### DATA SUPPLIED
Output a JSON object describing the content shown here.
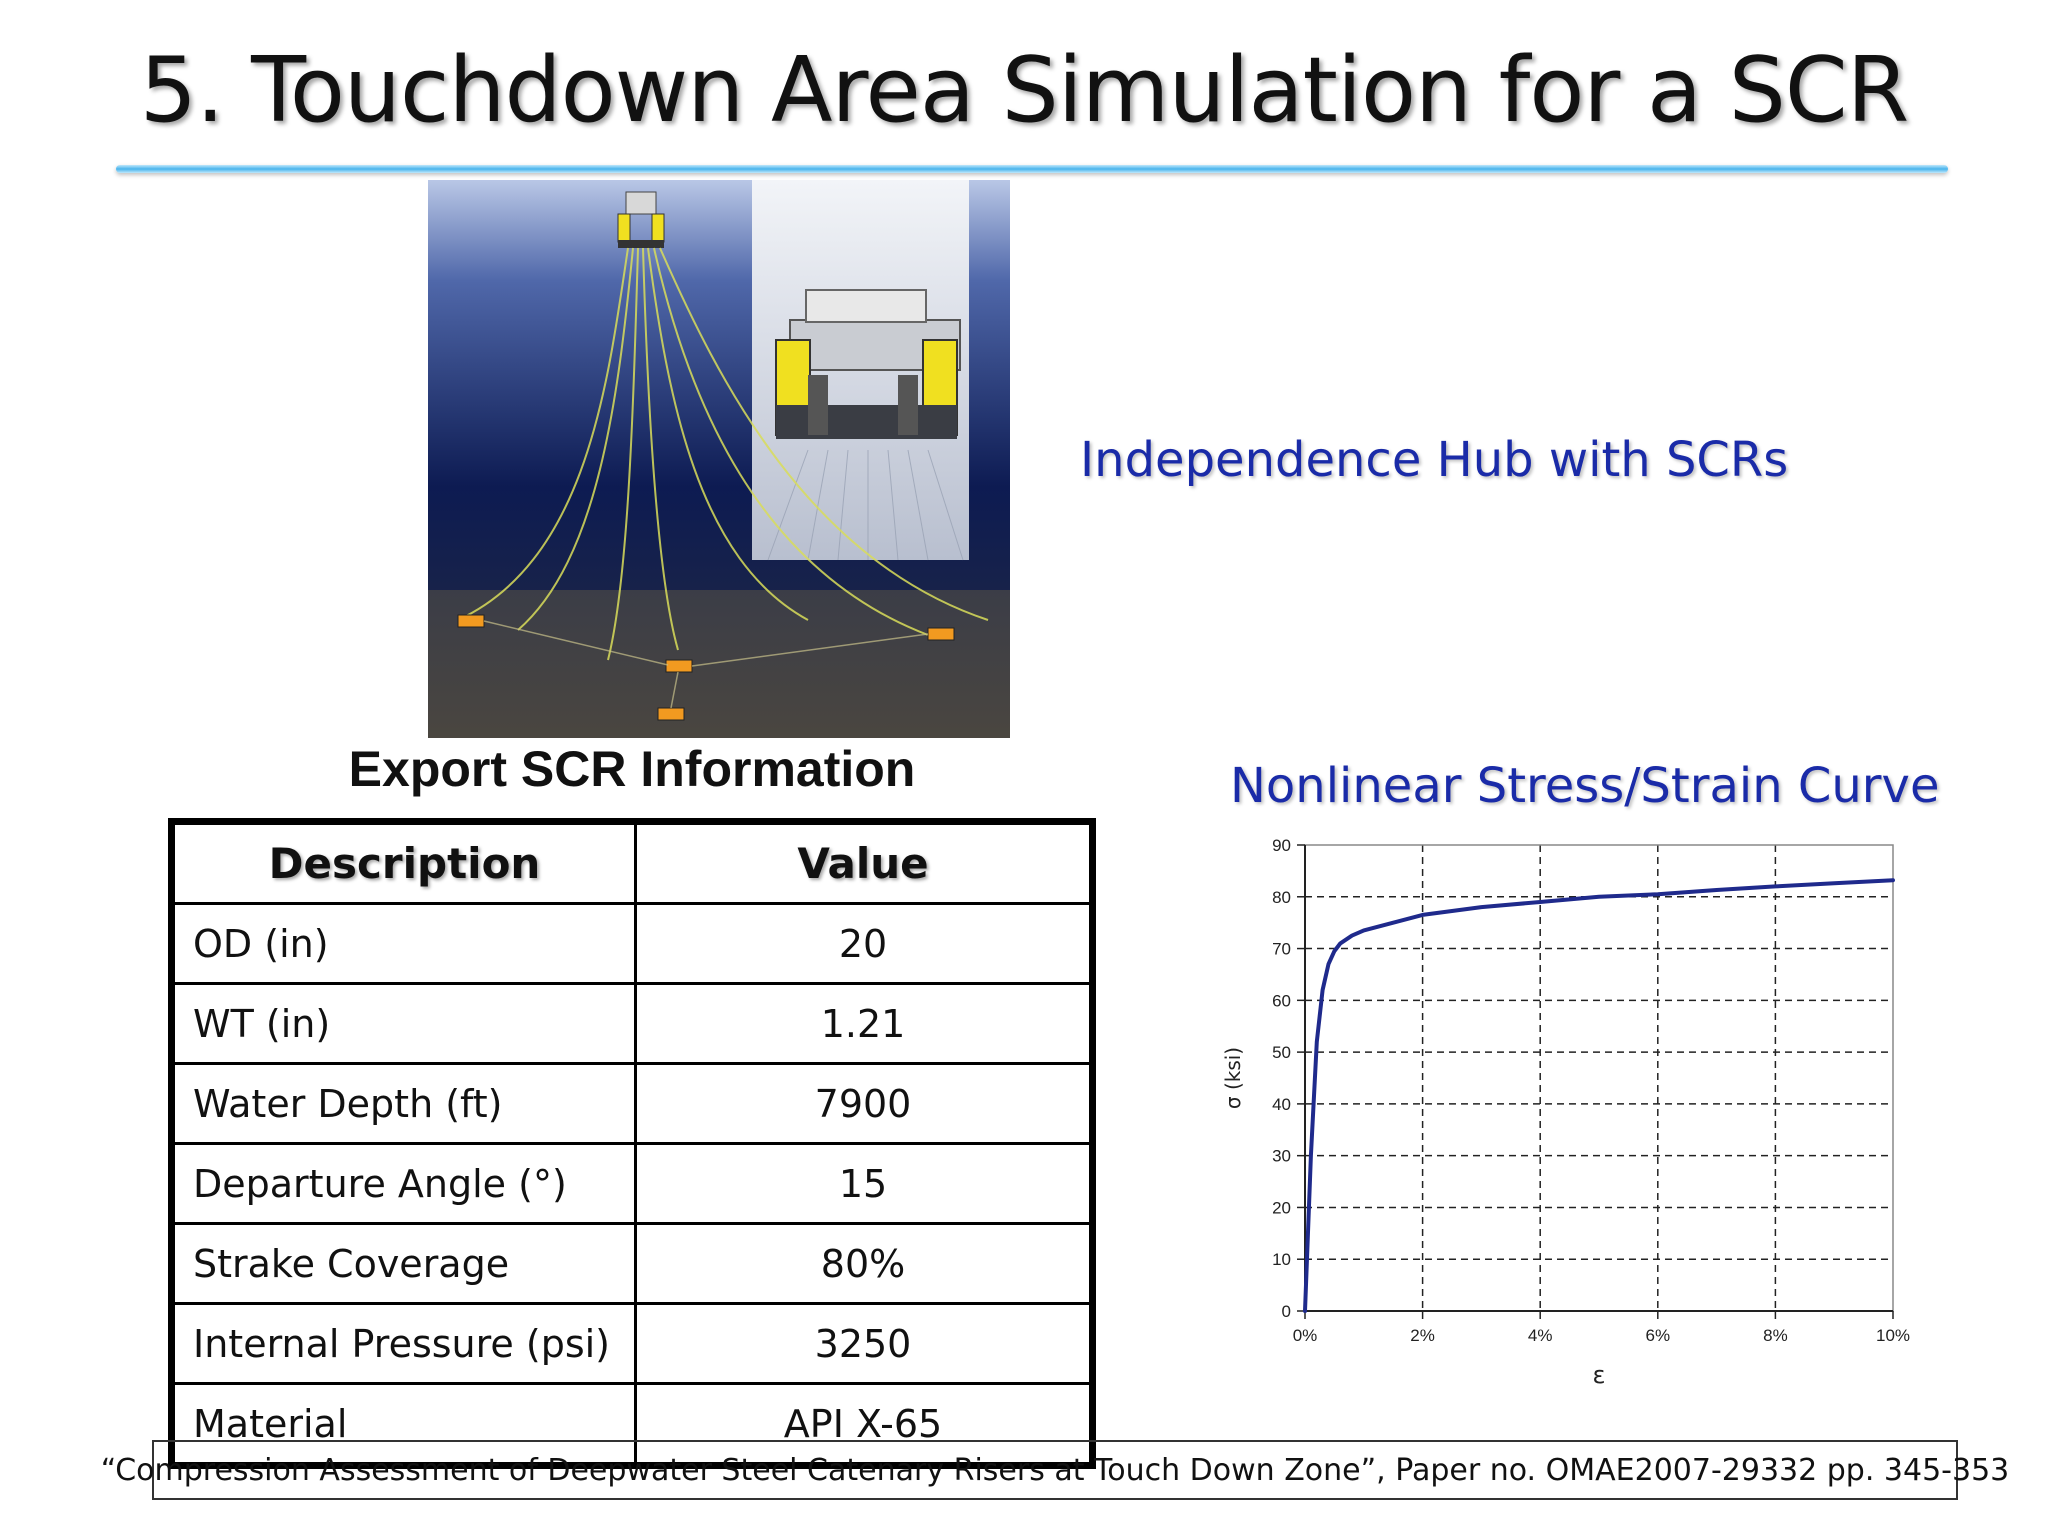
{
  "slide": {
    "title": "5. Touchdown Area Simulation for a SCR",
    "image_caption": "Independence Hub with SCRs",
    "citation": "“Compression Assessment of Deepwater Steel Catenary Risers at Touch Down Zone”, Paper no. OMAE2007-29332 pp. 345-353"
  },
  "table": {
    "title": "Export SCR Information",
    "headers": [
      "Description",
      "Value"
    ],
    "rows": [
      {
        "description": "OD (in)",
        "value": "20"
      },
      {
        "description": "WT (in)",
        "value": "1.21"
      },
      {
        "description": "Water Depth (ft)",
        "value": "7900"
      },
      {
        "description": "Departure Angle (°)",
        "value": "15"
      },
      {
        "description": "Strake Coverage",
        "value": "80%"
      },
      {
        "description": "Internal Pressure (psi)",
        "value": "3250"
      },
      {
        "description": "Material",
        "value": "API X-65"
      }
    ]
  },
  "chart_data": {
    "type": "line",
    "title": "Nonlinear Stress/Strain Curve",
    "xlabel": "ε",
    "ylabel": "σ (ksi)",
    "xlim": [
      0,
      10
    ],
    "ylim": [
      0,
      90
    ],
    "x_ticks": [
      "0%",
      "2%",
      "4%",
      "6%",
      "8%",
      "10%"
    ],
    "y_ticks": [
      "0",
      "10",
      "20",
      "30",
      "40",
      "50",
      "60",
      "70",
      "80",
      "90"
    ],
    "grid": true,
    "line_color": "#1f2a8c",
    "series": [
      {
        "x": [
          0,
          0.1,
          0.2,
          0.3,
          0.4,
          0.5,
          0.6,
          0.8,
          1.0,
          1.5,
          2.0,
          3.0,
          4.0,
          5.0,
          6.0,
          7.0,
          8.0,
          9.0,
          10.0
        ],
        "values": [
          0,
          30,
          52,
          62,
          67,
          69.5,
          71,
          72.5,
          73.5,
          75,
          76.5,
          78,
          79,
          80,
          80.5,
          81.3,
          82,
          82.6,
          83.2
        ]
      }
    ]
  }
}
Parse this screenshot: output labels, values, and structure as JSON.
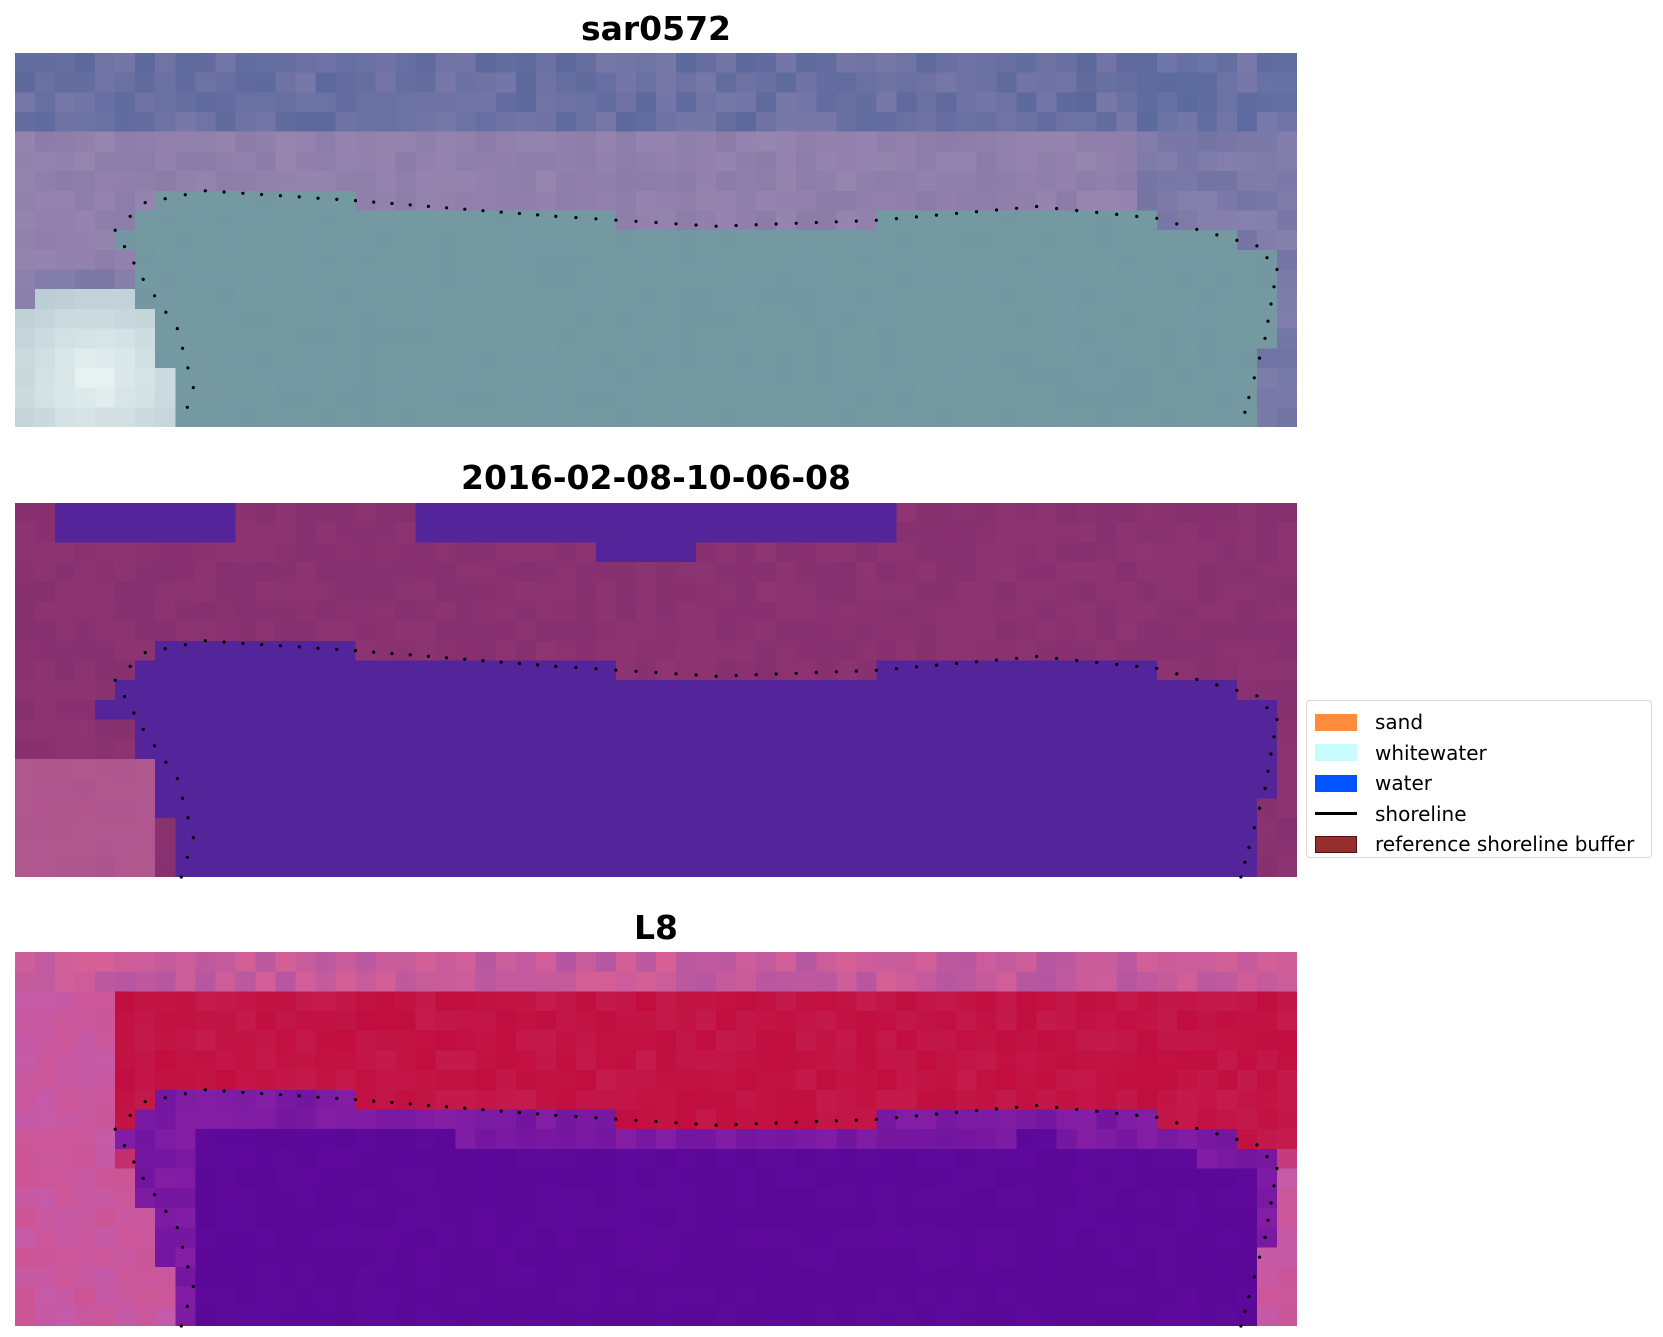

### YOUR TASK
List all lines where "values" occurs.

### WRITTEN ANSWER
        "values": [
Parse this screenshot: output labels, values, and structure as JSON.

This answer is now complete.